» What is being asked
Every record should be copied exactly, except that pictures are to be omitted.

Start of Dataset records

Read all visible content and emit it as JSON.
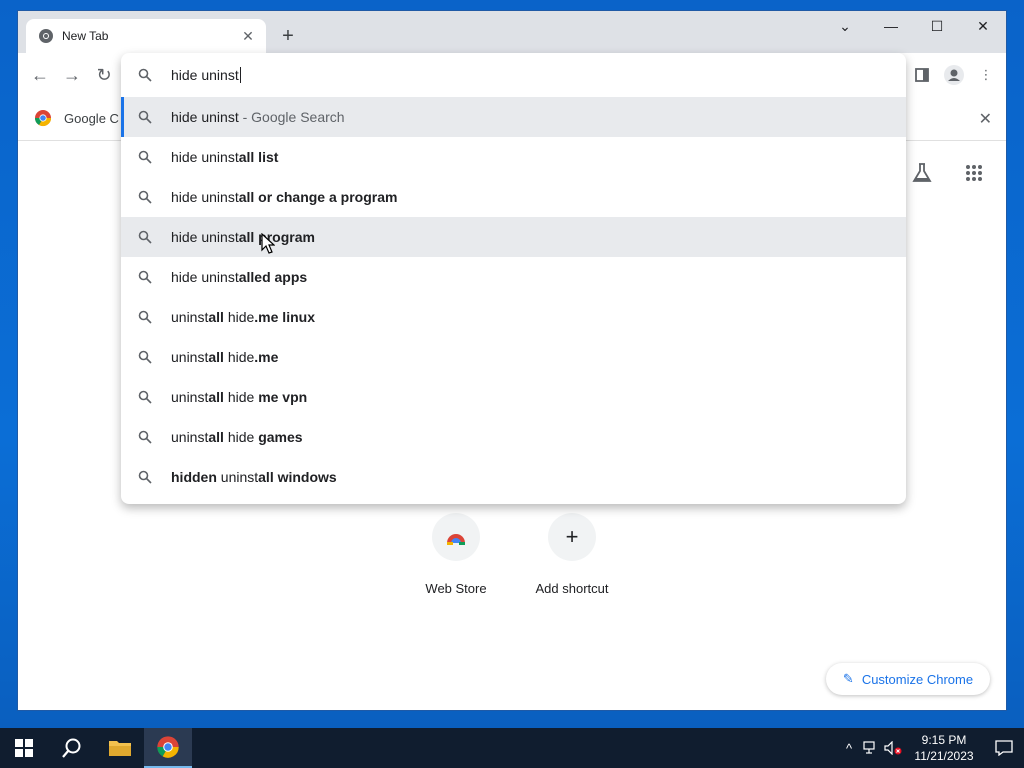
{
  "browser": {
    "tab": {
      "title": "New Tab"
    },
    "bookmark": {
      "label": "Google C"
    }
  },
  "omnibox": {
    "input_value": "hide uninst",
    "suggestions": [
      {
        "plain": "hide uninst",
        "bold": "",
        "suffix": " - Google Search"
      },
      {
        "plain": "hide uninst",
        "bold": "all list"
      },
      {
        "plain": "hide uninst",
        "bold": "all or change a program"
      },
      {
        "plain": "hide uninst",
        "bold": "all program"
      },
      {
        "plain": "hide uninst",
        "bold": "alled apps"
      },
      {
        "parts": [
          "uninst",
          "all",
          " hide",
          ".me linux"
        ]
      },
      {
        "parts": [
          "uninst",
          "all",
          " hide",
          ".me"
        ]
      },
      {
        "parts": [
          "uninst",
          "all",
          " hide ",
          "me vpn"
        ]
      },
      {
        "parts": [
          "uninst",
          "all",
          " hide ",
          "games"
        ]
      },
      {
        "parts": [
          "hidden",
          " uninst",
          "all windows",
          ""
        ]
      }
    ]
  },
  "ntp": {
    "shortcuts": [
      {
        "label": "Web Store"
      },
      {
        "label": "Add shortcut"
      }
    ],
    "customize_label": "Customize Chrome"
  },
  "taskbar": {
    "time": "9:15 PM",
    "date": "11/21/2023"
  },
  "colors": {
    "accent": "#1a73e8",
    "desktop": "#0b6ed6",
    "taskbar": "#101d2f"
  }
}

End of Dataset records

» Solution to this task
Read all visible content and emit it as JSON.
{
  "browser": {
    "tab": {
      "title": "New Tab"
    },
    "bookmark": {
      "label": "Google C"
    }
  },
  "omnibox": {
    "input_value": "hide uninst",
    "suggestions": [
      {
        "plain": "hide uninst",
        "bold": "",
        "suffix": " - Google Search"
      },
      {
        "plain": "hide uninst",
        "bold": "all list"
      },
      {
        "plain": "hide uninst",
        "bold": "all or change a program"
      },
      {
        "plain": "hide uninst",
        "bold": "all program"
      },
      {
        "plain": "hide uninst",
        "bold": "alled apps"
      },
      {
        "parts": [
          "uninst",
          "all",
          " hide",
          ".me linux"
        ]
      },
      {
        "parts": [
          "uninst",
          "all",
          " hide",
          ".me"
        ]
      },
      {
        "parts": [
          "uninst",
          "all",
          " hide ",
          "me vpn"
        ]
      },
      {
        "parts": [
          "uninst",
          "all",
          " hide ",
          "games"
        ]
      },
      {
        "parts": [
          "hidden",
          " uninst",
          "all windows",
          ""
        ]
      }
    ]
  },
  "ntp": {
    "shortcuts": [
      {
        "label": "Web Store"
      },
      {
        "label": "Add shortcut"
      }
    ],
    "customize_label": "Customize Chrome"
  },
  "taskbar": {
    "time": "9:15 PM",
    "date": "11/21/2023"
  },
  "colors": {
    "accent": "#1a73e8",
    "desktop": "#0b6ed6",
    "taskbar": "#101d2f"
  }
}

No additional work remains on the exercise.